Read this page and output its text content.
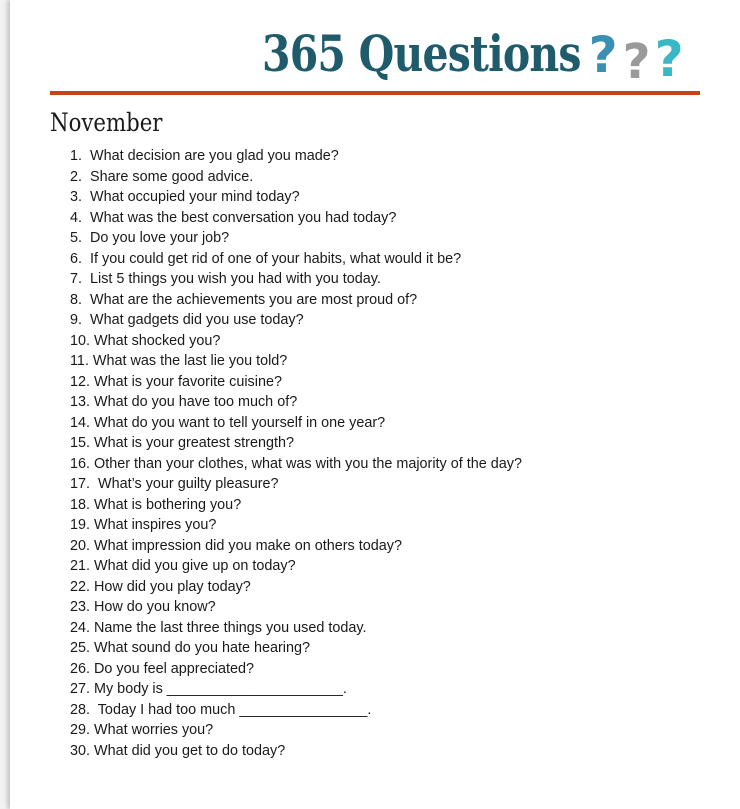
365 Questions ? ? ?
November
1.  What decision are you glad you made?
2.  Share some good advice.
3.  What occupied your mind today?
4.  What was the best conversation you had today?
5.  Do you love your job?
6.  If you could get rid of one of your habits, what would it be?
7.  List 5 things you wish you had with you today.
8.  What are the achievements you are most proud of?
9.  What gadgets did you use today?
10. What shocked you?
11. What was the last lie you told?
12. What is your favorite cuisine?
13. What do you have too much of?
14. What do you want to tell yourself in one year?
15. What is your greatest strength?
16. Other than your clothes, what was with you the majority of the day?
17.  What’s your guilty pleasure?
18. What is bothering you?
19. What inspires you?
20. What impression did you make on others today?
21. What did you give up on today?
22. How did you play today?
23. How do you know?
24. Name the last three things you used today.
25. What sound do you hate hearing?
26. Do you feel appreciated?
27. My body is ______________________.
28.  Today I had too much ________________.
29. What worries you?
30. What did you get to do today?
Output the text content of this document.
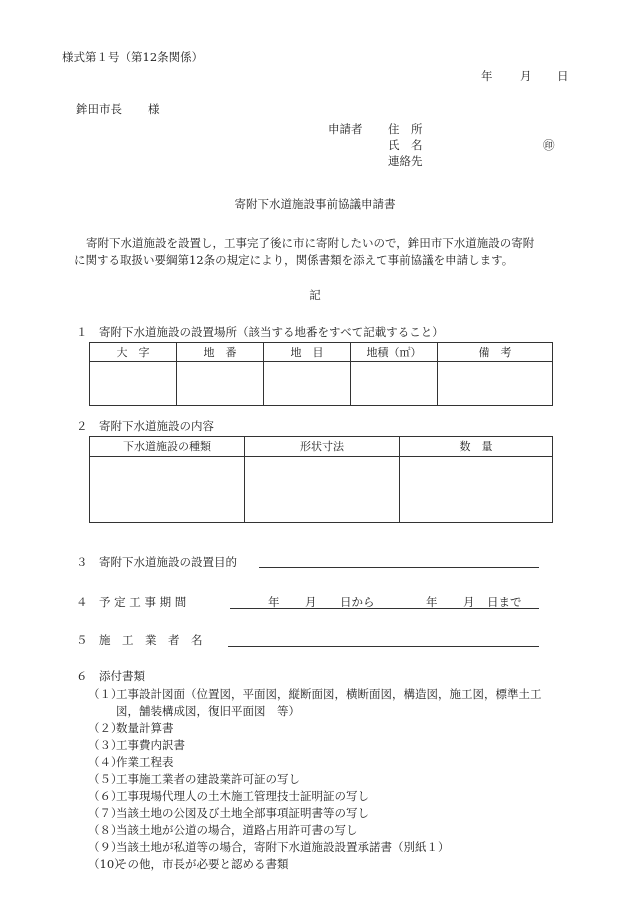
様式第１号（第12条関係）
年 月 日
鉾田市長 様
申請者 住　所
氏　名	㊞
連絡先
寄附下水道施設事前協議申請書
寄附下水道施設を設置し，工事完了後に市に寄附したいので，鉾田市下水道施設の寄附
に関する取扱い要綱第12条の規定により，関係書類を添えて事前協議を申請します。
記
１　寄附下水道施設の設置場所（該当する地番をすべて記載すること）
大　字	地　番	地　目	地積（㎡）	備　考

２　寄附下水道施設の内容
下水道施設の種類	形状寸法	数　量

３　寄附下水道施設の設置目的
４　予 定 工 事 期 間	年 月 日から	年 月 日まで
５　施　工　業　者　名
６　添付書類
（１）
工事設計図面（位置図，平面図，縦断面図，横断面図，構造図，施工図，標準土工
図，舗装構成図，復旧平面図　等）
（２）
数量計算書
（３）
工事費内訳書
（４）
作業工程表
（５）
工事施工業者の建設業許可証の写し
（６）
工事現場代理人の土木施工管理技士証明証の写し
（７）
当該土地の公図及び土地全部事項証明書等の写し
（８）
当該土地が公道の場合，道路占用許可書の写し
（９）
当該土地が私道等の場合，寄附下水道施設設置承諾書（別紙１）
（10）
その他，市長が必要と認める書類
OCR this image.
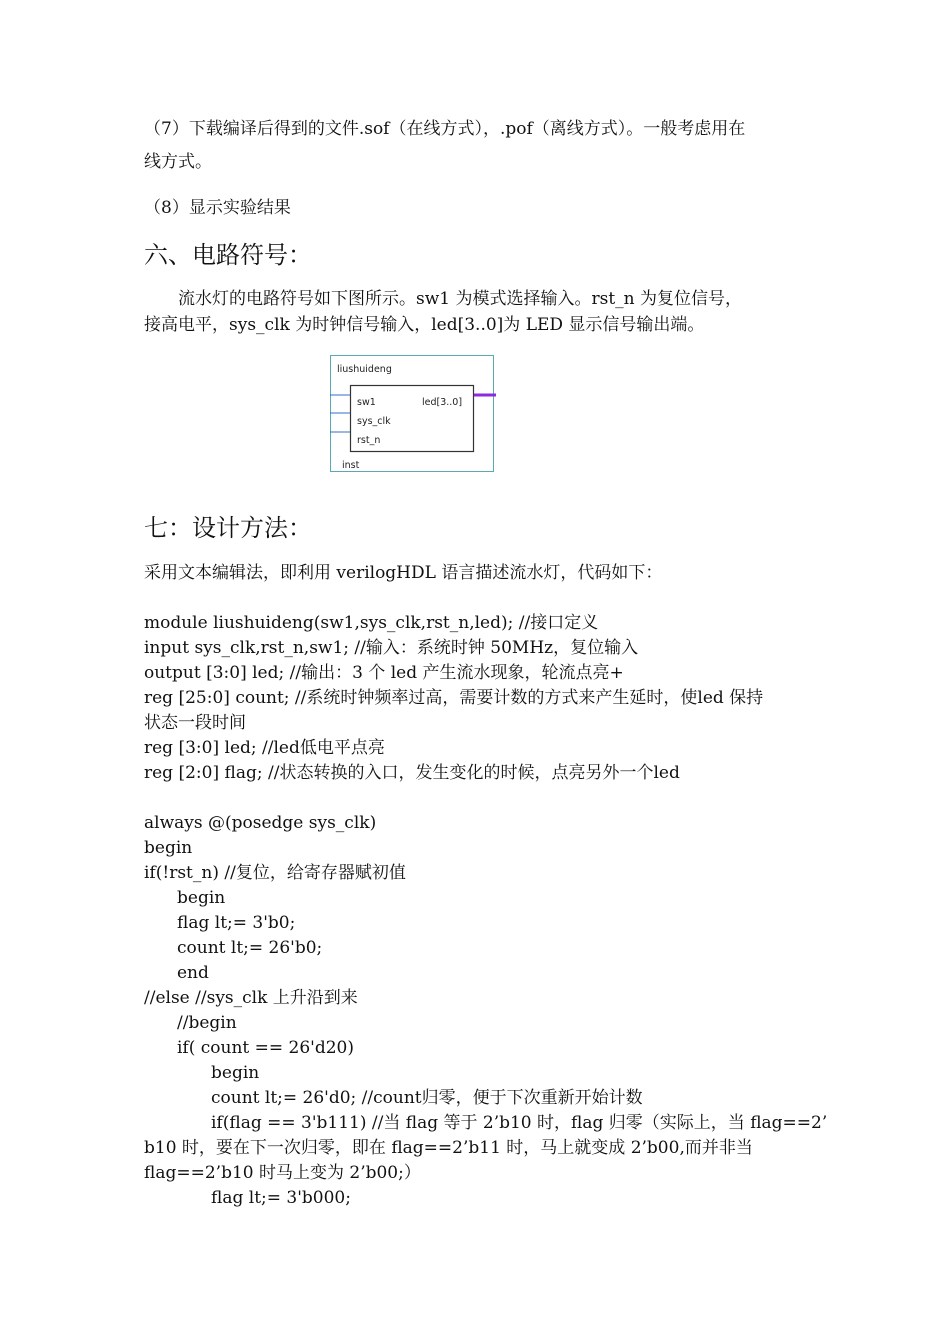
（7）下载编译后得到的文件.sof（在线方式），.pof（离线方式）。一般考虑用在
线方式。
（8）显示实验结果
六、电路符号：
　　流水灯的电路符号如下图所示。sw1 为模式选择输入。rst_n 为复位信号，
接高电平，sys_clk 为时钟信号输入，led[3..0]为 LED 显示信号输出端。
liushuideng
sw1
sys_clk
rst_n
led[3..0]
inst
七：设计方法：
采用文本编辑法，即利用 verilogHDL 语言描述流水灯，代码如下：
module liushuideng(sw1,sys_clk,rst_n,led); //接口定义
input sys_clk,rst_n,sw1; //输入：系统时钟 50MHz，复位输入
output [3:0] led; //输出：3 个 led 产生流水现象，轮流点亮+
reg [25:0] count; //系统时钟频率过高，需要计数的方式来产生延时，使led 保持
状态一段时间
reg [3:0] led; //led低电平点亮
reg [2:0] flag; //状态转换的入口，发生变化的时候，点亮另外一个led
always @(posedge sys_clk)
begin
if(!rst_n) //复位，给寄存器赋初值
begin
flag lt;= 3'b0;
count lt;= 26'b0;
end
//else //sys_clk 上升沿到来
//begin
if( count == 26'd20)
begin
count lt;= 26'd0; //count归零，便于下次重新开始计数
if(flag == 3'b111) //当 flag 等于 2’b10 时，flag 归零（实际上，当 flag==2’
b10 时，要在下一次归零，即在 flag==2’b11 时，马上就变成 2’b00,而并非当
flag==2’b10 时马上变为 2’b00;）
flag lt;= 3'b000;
= = = = = = =
◆ REQUIREMENT ◆
Identify the lines in the entries above that contain "with", then copy them out.

◆ RESULT OF THE TASK ◆
7.  List 5 things you wish you had with you today.
16. Other than your clothes, what was with you the majority of the day?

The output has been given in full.